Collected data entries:
##############################
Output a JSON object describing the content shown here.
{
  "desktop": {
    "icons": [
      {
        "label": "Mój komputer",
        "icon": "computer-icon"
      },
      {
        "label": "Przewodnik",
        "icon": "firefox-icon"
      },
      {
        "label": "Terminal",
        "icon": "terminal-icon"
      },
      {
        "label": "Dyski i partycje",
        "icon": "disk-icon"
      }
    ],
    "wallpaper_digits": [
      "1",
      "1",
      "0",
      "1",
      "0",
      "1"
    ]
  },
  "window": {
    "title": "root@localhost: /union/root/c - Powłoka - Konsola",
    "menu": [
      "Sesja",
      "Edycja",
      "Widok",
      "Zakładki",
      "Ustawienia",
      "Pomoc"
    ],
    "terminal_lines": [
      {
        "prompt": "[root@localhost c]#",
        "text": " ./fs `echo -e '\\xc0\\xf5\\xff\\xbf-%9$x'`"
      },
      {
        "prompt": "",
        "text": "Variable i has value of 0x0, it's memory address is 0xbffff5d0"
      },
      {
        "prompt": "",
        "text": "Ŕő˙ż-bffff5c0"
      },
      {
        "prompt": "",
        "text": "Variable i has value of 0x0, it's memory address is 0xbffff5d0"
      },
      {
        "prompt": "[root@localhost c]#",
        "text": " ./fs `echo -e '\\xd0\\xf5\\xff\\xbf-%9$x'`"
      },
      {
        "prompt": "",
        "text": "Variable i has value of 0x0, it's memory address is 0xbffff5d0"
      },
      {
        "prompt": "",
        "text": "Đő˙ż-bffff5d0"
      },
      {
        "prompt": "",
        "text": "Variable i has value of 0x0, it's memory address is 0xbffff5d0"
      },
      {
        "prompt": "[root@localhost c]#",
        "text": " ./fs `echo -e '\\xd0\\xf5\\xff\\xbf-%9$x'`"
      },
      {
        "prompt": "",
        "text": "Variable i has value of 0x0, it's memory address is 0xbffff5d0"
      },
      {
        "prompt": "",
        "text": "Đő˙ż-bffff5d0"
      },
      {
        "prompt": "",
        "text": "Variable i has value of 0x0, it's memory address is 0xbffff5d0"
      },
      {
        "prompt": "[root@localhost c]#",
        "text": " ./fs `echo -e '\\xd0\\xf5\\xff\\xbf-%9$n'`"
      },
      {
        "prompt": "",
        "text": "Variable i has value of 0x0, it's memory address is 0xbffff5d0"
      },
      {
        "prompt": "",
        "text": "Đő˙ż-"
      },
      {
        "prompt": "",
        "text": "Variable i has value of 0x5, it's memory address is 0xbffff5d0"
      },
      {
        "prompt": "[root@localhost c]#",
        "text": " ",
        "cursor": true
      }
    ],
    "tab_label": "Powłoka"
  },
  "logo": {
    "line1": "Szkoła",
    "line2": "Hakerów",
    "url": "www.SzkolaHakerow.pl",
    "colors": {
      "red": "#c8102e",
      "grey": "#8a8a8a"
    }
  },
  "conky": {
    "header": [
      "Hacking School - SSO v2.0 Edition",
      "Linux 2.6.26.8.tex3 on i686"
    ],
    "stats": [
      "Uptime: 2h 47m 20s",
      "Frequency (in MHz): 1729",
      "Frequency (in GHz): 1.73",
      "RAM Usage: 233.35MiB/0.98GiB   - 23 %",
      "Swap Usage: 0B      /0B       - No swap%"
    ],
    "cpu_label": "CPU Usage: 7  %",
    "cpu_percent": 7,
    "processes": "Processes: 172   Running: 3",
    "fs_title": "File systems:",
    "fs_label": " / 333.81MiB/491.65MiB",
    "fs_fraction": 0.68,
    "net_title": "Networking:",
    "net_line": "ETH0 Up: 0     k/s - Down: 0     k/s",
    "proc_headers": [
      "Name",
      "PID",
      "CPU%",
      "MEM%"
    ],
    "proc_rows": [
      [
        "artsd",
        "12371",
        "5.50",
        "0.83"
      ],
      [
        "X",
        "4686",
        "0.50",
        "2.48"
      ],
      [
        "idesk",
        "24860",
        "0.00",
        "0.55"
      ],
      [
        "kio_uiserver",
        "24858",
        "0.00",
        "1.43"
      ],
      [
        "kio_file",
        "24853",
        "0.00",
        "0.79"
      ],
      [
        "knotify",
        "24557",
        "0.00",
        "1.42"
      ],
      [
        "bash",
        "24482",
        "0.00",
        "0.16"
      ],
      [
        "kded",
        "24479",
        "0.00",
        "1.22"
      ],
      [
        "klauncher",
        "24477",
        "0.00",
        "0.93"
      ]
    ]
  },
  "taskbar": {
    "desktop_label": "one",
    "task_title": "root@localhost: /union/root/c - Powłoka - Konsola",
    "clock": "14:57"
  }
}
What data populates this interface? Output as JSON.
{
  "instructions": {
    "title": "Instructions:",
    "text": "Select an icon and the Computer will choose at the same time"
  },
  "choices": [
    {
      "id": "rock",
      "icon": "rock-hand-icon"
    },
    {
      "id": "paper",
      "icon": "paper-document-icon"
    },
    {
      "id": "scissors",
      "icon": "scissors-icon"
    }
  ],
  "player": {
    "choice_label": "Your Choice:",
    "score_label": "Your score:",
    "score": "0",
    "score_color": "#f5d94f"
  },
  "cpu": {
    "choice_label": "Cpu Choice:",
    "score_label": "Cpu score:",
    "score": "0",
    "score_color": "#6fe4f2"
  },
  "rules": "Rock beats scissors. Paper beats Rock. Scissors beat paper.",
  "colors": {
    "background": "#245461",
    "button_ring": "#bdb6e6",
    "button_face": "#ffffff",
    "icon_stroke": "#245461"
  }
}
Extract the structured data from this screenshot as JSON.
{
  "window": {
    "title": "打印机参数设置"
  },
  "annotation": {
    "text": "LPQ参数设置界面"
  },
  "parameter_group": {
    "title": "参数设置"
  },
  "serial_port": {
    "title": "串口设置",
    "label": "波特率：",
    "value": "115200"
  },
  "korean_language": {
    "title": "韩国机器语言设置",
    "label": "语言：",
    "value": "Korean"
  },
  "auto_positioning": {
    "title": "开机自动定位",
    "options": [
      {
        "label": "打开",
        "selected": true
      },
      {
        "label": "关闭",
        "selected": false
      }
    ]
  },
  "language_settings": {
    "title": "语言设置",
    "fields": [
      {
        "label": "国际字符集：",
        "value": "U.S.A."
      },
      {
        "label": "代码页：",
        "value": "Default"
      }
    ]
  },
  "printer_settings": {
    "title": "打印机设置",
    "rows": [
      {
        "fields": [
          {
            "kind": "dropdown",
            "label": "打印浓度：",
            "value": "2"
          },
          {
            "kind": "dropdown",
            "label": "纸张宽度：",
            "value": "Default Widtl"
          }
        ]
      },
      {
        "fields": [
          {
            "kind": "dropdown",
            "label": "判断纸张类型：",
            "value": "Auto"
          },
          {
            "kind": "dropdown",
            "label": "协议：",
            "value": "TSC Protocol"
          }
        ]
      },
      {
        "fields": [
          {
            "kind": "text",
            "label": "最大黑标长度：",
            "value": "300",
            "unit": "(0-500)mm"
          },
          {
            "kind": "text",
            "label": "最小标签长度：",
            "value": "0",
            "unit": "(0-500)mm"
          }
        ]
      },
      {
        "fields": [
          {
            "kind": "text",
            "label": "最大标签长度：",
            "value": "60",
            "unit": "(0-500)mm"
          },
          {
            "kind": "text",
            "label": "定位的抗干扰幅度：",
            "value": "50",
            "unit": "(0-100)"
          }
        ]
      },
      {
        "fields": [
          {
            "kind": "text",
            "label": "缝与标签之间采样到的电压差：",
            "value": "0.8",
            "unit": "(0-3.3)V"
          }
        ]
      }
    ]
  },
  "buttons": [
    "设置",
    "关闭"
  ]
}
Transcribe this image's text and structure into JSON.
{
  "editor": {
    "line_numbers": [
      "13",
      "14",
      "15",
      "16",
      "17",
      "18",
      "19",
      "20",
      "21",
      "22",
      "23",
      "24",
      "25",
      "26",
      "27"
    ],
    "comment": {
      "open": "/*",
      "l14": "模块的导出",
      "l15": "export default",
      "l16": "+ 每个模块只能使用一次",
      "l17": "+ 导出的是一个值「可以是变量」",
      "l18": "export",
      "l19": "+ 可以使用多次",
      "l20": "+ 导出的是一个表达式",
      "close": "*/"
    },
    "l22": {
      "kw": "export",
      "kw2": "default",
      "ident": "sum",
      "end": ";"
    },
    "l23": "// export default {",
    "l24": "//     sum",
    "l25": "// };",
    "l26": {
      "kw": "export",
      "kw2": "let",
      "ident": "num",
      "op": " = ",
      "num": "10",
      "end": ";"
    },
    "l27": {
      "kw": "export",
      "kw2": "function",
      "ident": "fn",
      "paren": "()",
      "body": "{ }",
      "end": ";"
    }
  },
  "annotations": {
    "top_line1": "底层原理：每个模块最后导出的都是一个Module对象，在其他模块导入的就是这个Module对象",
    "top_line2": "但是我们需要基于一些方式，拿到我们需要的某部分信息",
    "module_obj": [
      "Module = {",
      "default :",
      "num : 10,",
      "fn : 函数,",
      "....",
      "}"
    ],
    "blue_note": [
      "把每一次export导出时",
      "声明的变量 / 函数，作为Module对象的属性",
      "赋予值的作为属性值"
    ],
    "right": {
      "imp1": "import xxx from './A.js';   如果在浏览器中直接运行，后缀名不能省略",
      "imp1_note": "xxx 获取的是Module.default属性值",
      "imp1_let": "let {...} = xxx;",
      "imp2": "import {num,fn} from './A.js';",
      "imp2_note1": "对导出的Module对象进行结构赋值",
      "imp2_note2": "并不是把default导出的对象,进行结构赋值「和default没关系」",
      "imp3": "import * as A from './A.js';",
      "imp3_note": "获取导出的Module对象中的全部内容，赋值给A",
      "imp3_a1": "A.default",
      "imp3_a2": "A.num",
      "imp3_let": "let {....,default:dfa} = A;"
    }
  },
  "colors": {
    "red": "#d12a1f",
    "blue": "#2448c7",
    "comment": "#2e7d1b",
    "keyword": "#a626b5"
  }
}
##############################
Task requirements
Identify and copy the lines holding the word "this".

Task response
What data populates this interface? Output as JSON.
Extract the structured data from this screenshot as JSON.
Transcribe this image's text and structure into JSON.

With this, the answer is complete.